Input
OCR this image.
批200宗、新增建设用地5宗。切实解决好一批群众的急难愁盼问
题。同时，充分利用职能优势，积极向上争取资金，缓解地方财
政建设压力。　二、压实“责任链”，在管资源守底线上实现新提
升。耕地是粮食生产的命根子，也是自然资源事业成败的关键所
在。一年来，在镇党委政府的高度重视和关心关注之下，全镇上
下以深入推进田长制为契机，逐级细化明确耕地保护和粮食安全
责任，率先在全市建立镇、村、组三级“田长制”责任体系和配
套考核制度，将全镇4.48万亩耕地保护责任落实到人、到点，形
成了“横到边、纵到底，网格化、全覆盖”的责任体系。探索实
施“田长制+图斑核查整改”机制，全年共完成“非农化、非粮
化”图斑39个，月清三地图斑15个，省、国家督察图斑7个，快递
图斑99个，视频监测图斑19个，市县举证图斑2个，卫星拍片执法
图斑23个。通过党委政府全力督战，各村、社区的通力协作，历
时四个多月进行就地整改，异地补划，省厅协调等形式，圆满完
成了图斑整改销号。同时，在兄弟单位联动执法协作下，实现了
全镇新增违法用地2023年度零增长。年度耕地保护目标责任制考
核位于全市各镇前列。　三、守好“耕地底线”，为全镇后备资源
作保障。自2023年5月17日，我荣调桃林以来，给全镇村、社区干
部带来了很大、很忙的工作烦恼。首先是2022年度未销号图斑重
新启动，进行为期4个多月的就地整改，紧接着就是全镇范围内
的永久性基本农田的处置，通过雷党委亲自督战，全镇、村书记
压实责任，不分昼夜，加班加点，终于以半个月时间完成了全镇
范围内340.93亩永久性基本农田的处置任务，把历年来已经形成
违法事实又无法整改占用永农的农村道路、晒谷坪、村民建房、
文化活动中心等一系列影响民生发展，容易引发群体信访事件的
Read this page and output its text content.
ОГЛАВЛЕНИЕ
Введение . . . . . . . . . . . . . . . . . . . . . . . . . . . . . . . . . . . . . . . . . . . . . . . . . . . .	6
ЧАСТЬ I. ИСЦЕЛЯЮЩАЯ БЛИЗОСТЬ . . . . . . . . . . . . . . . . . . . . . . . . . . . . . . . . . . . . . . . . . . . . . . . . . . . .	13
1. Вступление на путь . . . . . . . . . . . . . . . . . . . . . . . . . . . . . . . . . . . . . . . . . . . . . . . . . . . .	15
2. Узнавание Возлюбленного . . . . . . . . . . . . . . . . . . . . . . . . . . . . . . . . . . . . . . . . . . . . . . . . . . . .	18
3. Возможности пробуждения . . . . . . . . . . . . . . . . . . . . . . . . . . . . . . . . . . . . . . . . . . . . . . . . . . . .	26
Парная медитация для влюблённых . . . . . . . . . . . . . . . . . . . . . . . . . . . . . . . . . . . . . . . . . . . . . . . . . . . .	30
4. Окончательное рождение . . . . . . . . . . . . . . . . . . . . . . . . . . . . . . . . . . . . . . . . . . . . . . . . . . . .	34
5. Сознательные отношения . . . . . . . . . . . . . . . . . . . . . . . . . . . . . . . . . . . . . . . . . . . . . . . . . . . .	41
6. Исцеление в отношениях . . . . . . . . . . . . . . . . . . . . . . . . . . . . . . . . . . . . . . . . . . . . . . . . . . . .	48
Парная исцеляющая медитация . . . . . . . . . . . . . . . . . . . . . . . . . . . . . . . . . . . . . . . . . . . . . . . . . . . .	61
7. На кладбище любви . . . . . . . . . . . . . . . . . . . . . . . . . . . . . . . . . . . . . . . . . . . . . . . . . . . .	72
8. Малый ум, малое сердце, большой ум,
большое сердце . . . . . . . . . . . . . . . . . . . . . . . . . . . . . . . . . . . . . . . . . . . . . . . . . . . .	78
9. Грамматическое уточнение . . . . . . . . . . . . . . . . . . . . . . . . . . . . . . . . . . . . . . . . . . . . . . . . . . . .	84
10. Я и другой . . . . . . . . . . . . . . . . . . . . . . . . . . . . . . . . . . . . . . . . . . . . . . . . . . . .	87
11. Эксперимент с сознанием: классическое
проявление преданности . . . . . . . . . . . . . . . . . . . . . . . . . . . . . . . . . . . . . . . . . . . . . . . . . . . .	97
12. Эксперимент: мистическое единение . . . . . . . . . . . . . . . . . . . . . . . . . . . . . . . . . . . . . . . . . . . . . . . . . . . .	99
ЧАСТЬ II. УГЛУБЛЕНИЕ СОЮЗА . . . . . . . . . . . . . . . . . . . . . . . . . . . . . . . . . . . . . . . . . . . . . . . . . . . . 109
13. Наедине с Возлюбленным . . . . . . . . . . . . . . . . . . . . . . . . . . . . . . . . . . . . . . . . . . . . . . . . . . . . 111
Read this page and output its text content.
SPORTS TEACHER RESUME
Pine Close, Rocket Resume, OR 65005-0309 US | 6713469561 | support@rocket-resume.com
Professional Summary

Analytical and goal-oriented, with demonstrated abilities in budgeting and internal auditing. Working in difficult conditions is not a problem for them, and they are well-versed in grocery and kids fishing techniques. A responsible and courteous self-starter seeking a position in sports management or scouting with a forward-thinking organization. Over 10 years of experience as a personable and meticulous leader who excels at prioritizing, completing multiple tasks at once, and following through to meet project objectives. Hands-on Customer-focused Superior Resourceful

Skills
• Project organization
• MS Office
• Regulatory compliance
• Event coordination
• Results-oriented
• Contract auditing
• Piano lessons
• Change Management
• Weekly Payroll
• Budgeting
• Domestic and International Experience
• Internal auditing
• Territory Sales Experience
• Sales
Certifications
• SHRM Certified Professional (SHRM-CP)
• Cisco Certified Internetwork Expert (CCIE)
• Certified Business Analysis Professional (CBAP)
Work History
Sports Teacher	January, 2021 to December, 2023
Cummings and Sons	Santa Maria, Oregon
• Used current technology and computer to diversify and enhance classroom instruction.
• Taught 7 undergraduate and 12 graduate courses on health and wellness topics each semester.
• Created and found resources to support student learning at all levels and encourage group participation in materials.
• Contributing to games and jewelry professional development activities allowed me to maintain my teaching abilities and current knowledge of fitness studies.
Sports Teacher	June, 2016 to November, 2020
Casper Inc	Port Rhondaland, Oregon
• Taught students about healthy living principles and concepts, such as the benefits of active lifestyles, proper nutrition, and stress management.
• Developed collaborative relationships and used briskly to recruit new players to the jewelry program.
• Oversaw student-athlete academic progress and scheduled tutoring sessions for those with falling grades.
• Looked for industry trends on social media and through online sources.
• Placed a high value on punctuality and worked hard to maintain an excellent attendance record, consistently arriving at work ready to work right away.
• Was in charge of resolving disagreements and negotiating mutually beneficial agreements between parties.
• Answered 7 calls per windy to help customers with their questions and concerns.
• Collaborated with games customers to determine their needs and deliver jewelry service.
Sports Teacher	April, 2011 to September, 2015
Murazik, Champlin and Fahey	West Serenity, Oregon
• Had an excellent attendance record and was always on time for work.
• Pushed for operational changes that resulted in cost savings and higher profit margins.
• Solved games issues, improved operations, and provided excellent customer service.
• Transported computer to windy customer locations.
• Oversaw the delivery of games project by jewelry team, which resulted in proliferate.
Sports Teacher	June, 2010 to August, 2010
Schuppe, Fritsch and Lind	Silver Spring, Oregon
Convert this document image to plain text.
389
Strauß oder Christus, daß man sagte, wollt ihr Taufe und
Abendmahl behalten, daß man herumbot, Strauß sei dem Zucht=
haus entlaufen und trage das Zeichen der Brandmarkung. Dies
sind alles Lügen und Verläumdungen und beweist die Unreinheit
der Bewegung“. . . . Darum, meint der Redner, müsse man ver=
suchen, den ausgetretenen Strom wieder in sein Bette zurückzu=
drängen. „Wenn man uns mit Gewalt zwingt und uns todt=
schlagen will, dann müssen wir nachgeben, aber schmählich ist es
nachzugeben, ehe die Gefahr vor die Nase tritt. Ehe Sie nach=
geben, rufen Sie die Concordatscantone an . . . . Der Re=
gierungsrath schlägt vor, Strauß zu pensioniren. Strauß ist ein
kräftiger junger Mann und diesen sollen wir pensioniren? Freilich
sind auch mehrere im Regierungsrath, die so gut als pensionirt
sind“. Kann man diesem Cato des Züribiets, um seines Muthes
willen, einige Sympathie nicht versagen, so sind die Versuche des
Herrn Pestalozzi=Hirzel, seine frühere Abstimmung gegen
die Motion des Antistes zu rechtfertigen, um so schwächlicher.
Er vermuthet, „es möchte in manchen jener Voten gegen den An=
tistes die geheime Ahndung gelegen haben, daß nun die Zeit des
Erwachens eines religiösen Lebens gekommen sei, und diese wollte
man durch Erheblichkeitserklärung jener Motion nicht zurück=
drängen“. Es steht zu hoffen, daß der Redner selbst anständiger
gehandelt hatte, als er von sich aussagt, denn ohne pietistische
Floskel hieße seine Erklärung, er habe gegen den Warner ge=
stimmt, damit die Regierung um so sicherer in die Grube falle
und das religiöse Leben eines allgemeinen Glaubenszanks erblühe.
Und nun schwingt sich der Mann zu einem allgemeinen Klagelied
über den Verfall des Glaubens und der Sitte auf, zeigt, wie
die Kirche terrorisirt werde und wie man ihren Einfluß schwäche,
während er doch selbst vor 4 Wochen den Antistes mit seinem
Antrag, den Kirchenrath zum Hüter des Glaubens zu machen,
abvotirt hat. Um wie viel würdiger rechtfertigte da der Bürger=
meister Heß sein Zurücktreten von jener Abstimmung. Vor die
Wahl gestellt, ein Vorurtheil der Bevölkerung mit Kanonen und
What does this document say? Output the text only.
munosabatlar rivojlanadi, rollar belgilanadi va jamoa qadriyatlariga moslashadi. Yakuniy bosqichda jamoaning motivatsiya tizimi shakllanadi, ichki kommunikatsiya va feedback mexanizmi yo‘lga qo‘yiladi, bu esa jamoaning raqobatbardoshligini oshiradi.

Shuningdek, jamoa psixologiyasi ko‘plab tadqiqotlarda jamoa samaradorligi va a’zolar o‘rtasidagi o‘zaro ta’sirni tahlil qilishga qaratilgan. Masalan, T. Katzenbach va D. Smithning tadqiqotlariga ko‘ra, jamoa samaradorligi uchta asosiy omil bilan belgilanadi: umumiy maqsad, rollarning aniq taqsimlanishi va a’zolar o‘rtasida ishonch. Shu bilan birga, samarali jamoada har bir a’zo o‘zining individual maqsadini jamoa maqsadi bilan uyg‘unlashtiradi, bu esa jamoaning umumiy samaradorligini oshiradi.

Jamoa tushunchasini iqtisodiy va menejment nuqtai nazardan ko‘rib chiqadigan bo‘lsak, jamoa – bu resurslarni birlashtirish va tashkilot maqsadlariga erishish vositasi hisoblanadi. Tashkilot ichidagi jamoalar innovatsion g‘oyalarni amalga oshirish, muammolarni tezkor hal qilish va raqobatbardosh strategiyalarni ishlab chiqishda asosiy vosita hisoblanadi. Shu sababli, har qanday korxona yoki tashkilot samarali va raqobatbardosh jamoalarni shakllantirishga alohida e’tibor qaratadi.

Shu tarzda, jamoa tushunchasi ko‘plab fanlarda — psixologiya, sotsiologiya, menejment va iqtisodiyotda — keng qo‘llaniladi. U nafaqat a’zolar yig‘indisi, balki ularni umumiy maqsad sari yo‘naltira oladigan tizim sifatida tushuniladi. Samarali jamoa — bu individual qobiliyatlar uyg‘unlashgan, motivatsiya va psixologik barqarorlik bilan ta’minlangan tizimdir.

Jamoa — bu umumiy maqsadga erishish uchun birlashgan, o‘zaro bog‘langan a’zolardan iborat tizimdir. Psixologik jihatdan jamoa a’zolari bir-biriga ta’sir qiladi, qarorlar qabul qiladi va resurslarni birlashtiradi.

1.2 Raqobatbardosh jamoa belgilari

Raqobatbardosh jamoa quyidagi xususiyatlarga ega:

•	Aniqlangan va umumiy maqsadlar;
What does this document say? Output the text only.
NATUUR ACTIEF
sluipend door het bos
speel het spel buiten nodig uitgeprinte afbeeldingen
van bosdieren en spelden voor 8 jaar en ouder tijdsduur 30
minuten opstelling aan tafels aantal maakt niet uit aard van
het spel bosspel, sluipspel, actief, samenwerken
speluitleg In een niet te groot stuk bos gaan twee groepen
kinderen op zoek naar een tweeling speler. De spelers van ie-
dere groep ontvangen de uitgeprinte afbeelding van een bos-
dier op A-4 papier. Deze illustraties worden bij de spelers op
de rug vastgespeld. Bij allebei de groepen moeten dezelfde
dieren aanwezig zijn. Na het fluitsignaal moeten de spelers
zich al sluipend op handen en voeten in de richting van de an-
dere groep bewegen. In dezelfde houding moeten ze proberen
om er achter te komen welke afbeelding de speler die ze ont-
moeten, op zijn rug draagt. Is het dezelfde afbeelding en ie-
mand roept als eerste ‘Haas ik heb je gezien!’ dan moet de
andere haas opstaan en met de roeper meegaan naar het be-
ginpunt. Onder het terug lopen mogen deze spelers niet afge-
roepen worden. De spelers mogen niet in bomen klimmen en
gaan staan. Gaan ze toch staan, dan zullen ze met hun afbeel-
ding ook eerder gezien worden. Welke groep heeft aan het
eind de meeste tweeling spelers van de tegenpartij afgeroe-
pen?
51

Set exercise
Provide the number of lines in the data above that contain the string "niet", and nothing else.

Written answer
4